EXERCISE DIRECTIONS: Print exactly the lines from the one containing "Output the text content of this document." through the last line of the records below, both included, and nothing else; omit any pictures.

DATA TO PROCESS:
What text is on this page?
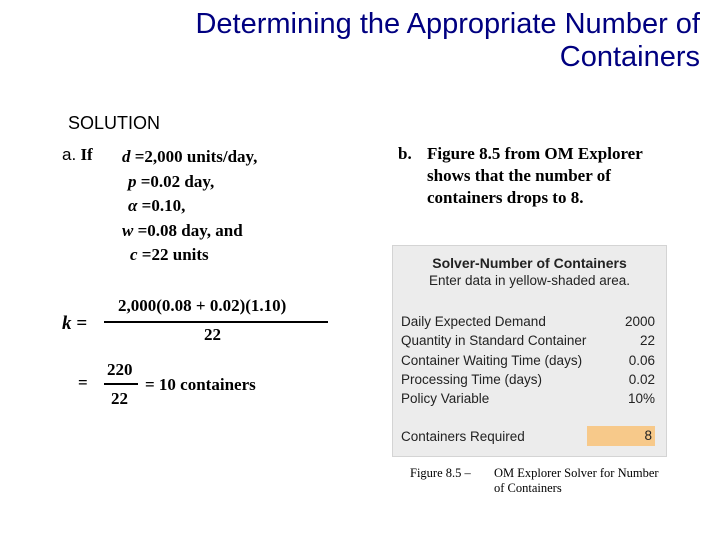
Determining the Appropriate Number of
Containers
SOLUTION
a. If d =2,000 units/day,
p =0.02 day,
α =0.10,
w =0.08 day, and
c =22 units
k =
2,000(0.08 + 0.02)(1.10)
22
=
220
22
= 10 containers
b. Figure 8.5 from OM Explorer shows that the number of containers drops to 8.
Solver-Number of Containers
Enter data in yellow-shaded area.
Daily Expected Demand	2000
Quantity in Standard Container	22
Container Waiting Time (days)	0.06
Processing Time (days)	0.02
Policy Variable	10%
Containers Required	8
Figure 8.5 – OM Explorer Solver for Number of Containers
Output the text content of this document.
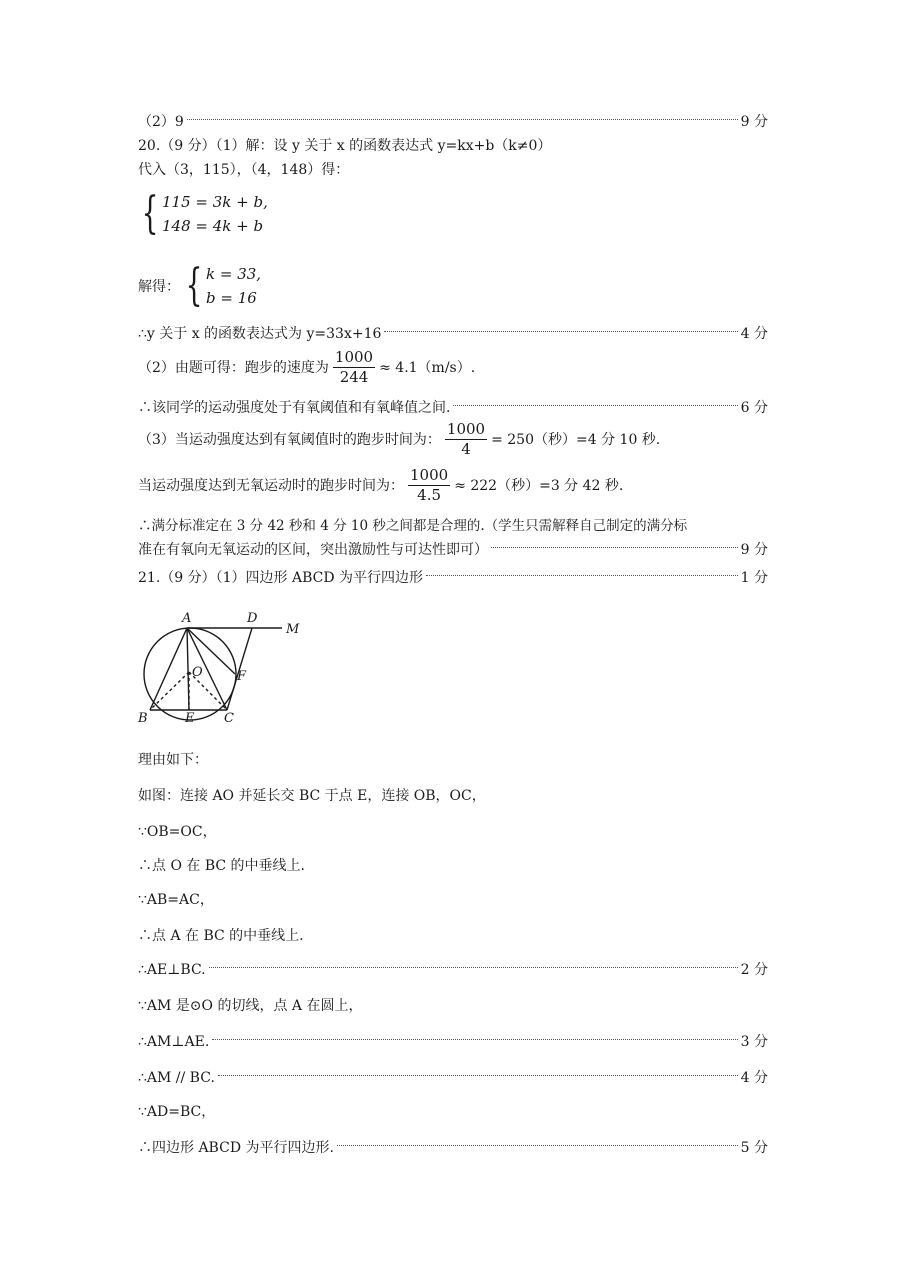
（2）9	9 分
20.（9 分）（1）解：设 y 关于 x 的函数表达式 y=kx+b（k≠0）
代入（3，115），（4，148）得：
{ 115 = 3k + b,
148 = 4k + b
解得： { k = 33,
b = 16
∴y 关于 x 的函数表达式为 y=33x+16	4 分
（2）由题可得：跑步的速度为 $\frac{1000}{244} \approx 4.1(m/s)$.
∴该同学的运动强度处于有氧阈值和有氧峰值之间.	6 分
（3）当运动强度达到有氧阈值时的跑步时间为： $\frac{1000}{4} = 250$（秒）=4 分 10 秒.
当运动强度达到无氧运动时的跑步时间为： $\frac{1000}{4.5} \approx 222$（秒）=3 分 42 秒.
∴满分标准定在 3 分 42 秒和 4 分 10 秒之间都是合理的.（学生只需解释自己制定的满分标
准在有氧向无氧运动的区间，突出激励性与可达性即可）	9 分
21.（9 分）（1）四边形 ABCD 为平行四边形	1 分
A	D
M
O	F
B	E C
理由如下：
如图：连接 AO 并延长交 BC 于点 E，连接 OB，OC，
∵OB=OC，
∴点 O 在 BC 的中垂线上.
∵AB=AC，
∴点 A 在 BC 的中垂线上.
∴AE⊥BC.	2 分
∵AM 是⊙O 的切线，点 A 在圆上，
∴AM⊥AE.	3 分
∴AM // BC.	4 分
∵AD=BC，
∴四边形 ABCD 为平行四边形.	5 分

ANSWER TO THIS TASK:
Output the text content of this document.
（2）9	9 分
20.（9 分）（1）解：设 y 关于 x 的函数表达式 y=kx+b（k≠0）
代入（3，115），（4，148）得：
{ 115 = 3k + b,
148 = 4k + b
解得： { k = 33,
b = 16
∴y 关于 x 的函数表达式为 y=33x+16	4 分
（2）由题可得：跑步的速度为 $\frac{1000}{244} \approx 4.1(m/s)$.
∴该同学的运动强度处于有氧阈值和有氧峰值之间.	6 分
（3）当运动强度达到有氧阈值时的跑步时间为： $\frac{1000}{4} = 250$（秒）=4 分 10 秒.
当运动强度达到无氧运动时的跑步时间为： $\frac{1000}{4.5} \approx 222$（秒）=3 分 42 秒.
∴满分标准定在 3 分 42 秒和 4 分 10 秒之间都是合理的.（学生只需解释自己制定的满分标
准在有氧向无氧运动的区间，突出激励性与可达性即可）	9 分
21.（9 分）（1）四边形 ABCD 为平行四边形	1 分
A	D
M
O	F
B	E C
理由如下：
如图：连接 AO 并延长交 BC 于点 E，连接 OB，OC，
∵OB=OC，
∴点 O 在 BC 的中垂线上.
∵AB=AC，
∴点 A 在 BC 的中垂线上.
∴AE⊥BC.	2 分
∵AM 是⊙O 的切线，点 A 在圆上，
∴AM⊥AE.	3 分
∴AM // BC.	4 分
∵AD=BC，
∴四边形 ABCD 为平行四边形.	5 分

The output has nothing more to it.